Exercise description ::
Can you retype every row below character for character, leaving out the pictures?

Extracted data ::
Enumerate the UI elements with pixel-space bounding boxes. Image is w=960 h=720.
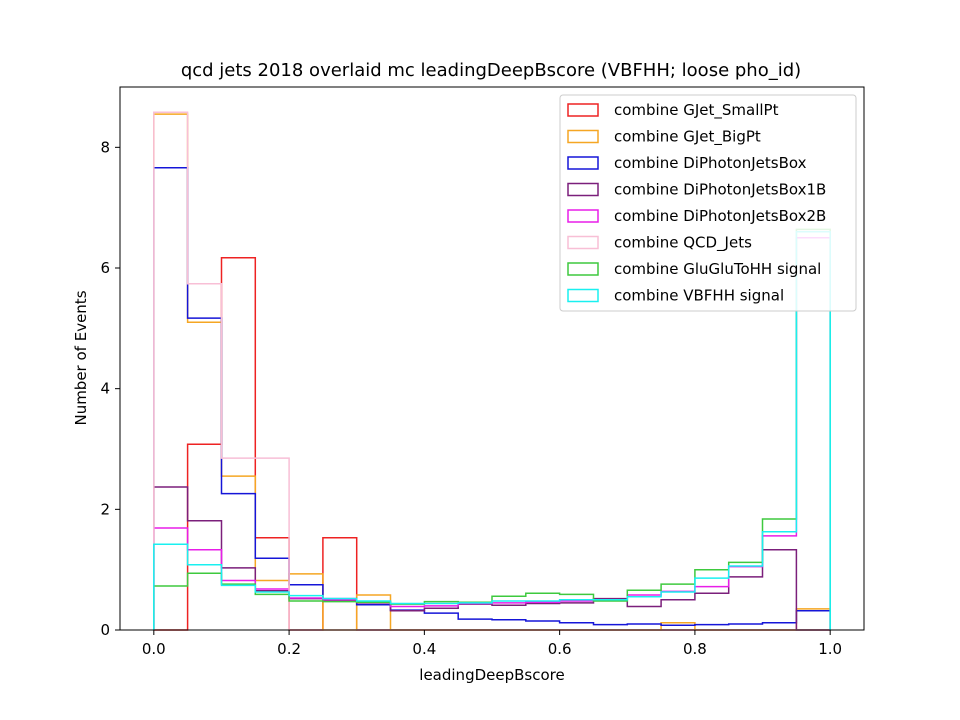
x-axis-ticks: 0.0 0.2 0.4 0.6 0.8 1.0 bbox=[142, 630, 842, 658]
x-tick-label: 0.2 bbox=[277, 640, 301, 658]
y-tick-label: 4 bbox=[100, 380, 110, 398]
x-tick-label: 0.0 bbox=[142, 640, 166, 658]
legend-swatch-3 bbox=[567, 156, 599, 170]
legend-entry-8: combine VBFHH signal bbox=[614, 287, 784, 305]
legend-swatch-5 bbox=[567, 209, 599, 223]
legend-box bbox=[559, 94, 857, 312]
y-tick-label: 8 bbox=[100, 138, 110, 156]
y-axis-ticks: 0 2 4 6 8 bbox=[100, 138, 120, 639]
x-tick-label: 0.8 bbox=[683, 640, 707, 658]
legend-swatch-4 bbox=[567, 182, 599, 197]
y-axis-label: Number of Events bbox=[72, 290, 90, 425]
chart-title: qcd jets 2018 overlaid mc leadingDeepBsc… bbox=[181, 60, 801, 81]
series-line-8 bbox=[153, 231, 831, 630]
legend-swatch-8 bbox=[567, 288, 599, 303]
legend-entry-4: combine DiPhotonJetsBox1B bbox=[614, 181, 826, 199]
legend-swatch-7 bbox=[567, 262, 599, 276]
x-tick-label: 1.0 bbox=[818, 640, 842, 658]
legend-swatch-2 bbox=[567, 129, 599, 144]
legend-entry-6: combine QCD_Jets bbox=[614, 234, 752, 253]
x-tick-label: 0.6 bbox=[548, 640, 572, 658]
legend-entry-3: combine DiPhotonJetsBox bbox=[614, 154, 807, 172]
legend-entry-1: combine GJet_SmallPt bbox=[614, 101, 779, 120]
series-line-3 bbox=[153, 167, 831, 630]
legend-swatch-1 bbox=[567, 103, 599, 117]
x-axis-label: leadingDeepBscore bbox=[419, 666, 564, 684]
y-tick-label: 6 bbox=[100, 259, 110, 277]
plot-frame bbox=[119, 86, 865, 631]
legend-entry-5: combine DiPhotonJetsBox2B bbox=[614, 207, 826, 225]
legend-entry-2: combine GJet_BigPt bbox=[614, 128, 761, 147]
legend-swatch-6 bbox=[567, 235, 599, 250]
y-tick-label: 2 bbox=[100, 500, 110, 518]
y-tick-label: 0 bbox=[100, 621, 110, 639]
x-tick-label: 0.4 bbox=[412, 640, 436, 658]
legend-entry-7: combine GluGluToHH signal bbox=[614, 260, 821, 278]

Correct result ::
Enumerate the UI elements with pixel-space bounding boxes. Image is w=960 h=720.
x-axis-ticks: 0.0 0.2 0.4 0.6 0.8 1.0 bbox=[142, 630, 842, 658]
x-tick-label: 0.2 bbox=[277, 640, 301, 658]
y-tick-label: 4 bbox=[100, 380, 110, 398]
x-tick-label: 0.0 bbox=[142, 640, 166, 658]
legend-swatch-3 bbox=[567, 156, 599, 170]
legend-entry-8: combine VBFHH signal bbox=[614, 287, 784, 305]
legend-swatch-5 bbox=[567, 209, 599, 223]
legend-box bbox=[559, 94, 857, 312]
y-tick-label: 8 bbox=[100, 138, 110, 156]
y-axis-ticks: 0 2 4 6 8 bbox=[100, 138, 120, 639]
x-tick-label: 0.8 bbox=[683, 640, 707, 658]
legend-swatch-4 bbox=[567, 182, 599, 197]
y-axis-label: Number of Events bbox=[72, 290, 90, 425]
chart-title: qcd jets 2018 overlaid mc leadingDeepBsc… bbox=[181, 60, 801, 81]
series-line-8 bbox=[153, 231, 831, 630]
legend-swatch-8 bbox=[567, 288, 599, 303]
legend-entry-4: combine DiPhotonJetsBox1B bbox=[614, 181, 826, 199]
legend-swatch-7 bbox=[567, 262, 599, 276]
x-tick-label: 1.0 bbox=[818, 640, 842, 658]
legend-swatch-2 bbox=[567, 129, 599, 144]
legend-entry-6: combine QCD_Jets bbox=[614, 234, 752, 253]
x-tick-label: 0.6 bbox=[548, 640, 572, 658]
legend-entry-3: combine DiPhotonJetsBox bbox=[614, 154, 807, 172]
legend-entry-1: combine GJet_SmallPt bbox=[614, 101, 779, 120]
series-line-3 bbox=[153, 167, 831, 630]
legend-swatch-1 bbox=[567, 103, 599, 117]
x-axis-label: leadingDeepBscore bbox=[419, 666, 564, 684]
y-tick-label: 6 bbox=[100, 259, 110, 277]
plot-frame bbox=[119, 86, 865, 631]
legend-entry-5: combine DiPhotonJetsBox2B bbox=[614, 207, 826, 225]
legend-entry-2: combine GJet_BigPt bbox=[614, 128, 761, 147]
legend-swatch-6 bbox=[567, 235, 599, 250]
y-tick-label: 2 bbox=[100, 500, 110, 518]
y-tick-label: 0 bbox=[100, 621, 110, 639]
x-tick-label: 0.4 bbox=[412, 640, 436, 658]
legend-entry-7: combine GluGluToHH signal bbox=[614, 260, 821, 278]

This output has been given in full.